Material for the task:
☆ ☆ ☆ ☆ ☆ ☆ ☆
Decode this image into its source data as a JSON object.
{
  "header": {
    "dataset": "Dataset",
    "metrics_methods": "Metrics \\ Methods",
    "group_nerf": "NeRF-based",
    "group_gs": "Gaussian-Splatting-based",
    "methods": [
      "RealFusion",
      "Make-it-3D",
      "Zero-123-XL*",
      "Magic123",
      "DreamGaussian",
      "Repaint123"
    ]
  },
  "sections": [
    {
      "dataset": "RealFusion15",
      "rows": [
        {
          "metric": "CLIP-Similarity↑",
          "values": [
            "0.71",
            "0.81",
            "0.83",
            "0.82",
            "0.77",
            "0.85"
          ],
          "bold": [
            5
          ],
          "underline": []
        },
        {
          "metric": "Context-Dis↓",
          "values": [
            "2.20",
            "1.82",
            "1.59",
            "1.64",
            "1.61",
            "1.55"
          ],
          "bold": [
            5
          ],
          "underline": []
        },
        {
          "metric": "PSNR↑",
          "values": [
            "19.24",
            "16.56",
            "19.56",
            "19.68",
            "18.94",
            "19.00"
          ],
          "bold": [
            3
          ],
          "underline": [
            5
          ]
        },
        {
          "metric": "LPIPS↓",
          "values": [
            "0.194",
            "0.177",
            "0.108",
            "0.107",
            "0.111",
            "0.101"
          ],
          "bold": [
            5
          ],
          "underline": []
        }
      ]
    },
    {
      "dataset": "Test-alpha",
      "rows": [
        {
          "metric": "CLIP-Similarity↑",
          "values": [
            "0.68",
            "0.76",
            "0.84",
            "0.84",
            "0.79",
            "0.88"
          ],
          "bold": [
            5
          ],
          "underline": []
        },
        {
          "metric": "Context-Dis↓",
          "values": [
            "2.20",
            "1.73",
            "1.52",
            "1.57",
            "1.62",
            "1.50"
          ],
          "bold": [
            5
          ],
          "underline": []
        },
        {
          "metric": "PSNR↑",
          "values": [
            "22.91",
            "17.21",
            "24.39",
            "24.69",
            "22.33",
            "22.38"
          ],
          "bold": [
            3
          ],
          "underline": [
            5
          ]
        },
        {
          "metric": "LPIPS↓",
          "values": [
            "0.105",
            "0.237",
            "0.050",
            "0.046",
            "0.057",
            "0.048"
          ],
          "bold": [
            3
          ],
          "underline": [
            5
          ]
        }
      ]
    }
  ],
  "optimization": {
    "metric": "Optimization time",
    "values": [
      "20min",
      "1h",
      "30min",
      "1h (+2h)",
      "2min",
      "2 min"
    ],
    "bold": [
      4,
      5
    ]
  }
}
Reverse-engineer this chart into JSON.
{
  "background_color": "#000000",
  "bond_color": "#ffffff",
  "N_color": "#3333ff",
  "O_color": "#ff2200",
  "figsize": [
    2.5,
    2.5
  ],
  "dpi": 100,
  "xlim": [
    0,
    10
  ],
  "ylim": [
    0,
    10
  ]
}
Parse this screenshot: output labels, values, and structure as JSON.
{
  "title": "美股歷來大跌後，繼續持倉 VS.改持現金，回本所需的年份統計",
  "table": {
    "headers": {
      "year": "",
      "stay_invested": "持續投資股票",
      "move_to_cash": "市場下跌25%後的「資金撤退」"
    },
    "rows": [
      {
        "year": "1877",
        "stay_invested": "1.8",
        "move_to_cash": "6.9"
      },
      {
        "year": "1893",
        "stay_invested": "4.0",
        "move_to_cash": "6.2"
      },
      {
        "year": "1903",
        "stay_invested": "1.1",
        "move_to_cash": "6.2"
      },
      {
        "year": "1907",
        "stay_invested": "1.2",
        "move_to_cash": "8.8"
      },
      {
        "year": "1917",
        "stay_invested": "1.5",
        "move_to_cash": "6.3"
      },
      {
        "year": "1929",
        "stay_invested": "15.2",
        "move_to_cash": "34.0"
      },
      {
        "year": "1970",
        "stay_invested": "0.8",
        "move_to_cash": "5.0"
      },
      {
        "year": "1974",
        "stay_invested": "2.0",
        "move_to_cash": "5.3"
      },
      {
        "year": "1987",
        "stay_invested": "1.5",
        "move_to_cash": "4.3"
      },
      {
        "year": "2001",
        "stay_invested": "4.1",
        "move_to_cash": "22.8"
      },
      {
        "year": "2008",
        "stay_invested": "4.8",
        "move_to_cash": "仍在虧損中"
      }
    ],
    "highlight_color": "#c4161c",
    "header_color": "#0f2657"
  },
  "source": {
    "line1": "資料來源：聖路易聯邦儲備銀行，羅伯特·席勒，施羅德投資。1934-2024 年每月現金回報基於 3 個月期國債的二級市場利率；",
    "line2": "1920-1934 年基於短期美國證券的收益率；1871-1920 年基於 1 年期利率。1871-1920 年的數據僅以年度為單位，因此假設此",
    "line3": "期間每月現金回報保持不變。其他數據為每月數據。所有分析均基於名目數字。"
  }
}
☆ ☆ ☆ ☆ ☆ ☆ ☆
What the exercise asks: Reproduce the data in its entirety, matching each character.

The solution:
Decode this image into its source data as a JSON object.
{
  "header": {
    "dataset": "Dataset",
    "metrics_methods": "Metrics \\ Methods",
    "group_nerf": "NeRF-based",
    "group_gs": "Gaussian-Splatting-based",
    "methods": [
      "RealFusion",
      "Make-it-3D",
      "Zero-123-XL*",
      "Magic123",
      "DreamGaussian",
      "Repaint123"
    ]
  },
  "sections": [
    {
      "dataset": "RealFusion15",
      "rows": [
        {
          "metric": "CLIP-Similarity↑",
          "values": [
            "0.71",
            "0.81",
            "0.83",
            "0.82",
            "0.77",
            "0.85"
          ],
          "bold": [
            5
          ],
          "underline": []
        },
        {
          "metric": "Context-Dis↓",
          "values": [
            "2.20",
            "1.82",
            "1.59",
            "1.64",
            "1.61",
            "1.55"
          ],
          "bold": [
            5
          ],
          "underline": []
        },
        {
          "metric": "PSNR↑",
          "values": [
            "19.24",
            "16.56",
            "19.56",
            "19.68",
            "18.94",
            "19.00"
          ],
          "bold": [
            3
          ],
          "underline": [
            5
          ]
        },
        {
          "metric": "LPIPS↓",
          "values": [
            "0.194",
            "0.177",
            "0.108",
            "0.107",
            "0.111",
            "0.101"
          ],
          "bold": [
            5
          ],
          "underline": []
        }
      ]
    },
    {
      "dataset": "Test-alpha",
      "rows": [
        {
          "metric": "CLIP-Similarity↑",
          "values": [
            "0.68",
            "0.76",
            "0.84",
            "0.84",
            "0.79",
            "0.88"
          ],
          "bold": [
            5
          ],
          "underline": []
        },
        {
          "metric": "Context-Dis↓",
          "values": [
            "2.20",
            "1.73",
            "1.52",
            "1.57",
            "1.62",
            "1.50"
          ],
          "bold": [
            5
          ],
          "underline": []
        },
        {
          "metric": "PSNR↑",
          "values": [
            "22.91",
            "17.21",
            "24.39",
            "24.69",
            "22.33",
            "22.38"
          ],
          "bold": [
            3
          ],
          "underline": [
            5
          ]
        },
        {
          "metric": "LPIPS↓",
          "values": [
            "0.105",
            "0.237",
            "0.050",
            "0.046",
            "0.057",
            "0.048"
          ],
          "bold": [
            3
          ],
          "underline": [
            5
          ]
        }
      ]
    }
  ],
  "optimization": {
    "metric": "Optimization time",
    "values": [
      "20min",
      "1h",
      "30min",
      "1h (+2h)",
      "2min",
      "2 min"
    ],
    "bold": [
      4,
      5
    ]
  }
}
Reverse-engineer this chart into JSON.
{
  "background_color": "#000000",
  "bond_color": "#ffffff",
  "N_color": "#3333ff",
  "O_color": "#ff2200",
  "figsize": [
    2.5,
    2.5
  ],
  "dpi": 100,
  "xlim": [
    0,
    10
  ],
  "ylim": [
    0,
    10
  ]
}
Parse this screenshot: output labels, values, and structure as JSON.
{
  "title": "美股歷來大跌後，繼續持倉 VS.改持現金，回本所需的年份統計",
  "table": {
    "headers": {
      "year": "",
      "stay_invested": "持續投資股票",
      "move_to_cash": "市場下跌25%後的「資金撤退」"
    },
    "rows": [
      {
        "year": "1877",
        "stay_invested": "1.8",
        "move_to_cash": "6.9"
      },
      {
        "year": "1893",
        "stay_invested": "4.0",
        "move_to_cash": "6.2"
      },
      {
        "year": "1903",
        "stay_invested": "1.1",
        "move_to_cash": "6.2"
      },
      {
        "year": "1907",
        "stay_invested": "1.2",
        "move_to_cash": "8.8"
      },
      {
        "year": "1917",
        "stay_invested": "1.5",
        "move_to_cash": "6.3"
      },
      {
        "year": "1929",
        "stay_invested": "15.2",
        "move_to_cash": "34.0"
      },
      {
        "year": "1970",
        "stay_invested": "0.8",
        "move_to_cash": "5.0"
      },
      {
        "year": "1974",
        "stay_invested": "2.0",
        "move_to_cash": "5.3"
      },
      {
        "year": "1987",
        "stay_invested": "1.5",
        "move_to_cash": "4.3"
      },
      {
        "year": "2001",
        "stay_invested": "4.1",
        "move_to_cash": "22.8"
      },
      {
        "year": "2008",
        "stay_invested": "4.8",
        "move_to_cash": "仍在虧損中"
      }
    ],
    "highlight_color": "#c4161c",
    "header_color": "#0f2657"
  },
  "source": {
    "line1": "資料來源：聖路易聯邦儲備銀行，羅伯特·席勒，施羅德投資。1934-2024 年每月現金回報基於 3 個月期國債的二級市場利率；",
    "line2": "1920-1934 年基於短期美國證券的收益率；1871-1920 年基於 1 年期利率。1871-1920 年的數據僅以年度為單位，因此假設此",
    "line3": "期間每月現金回報保持不變。其他數據為每月數據。所有分析均基於名目數字。"
  }
}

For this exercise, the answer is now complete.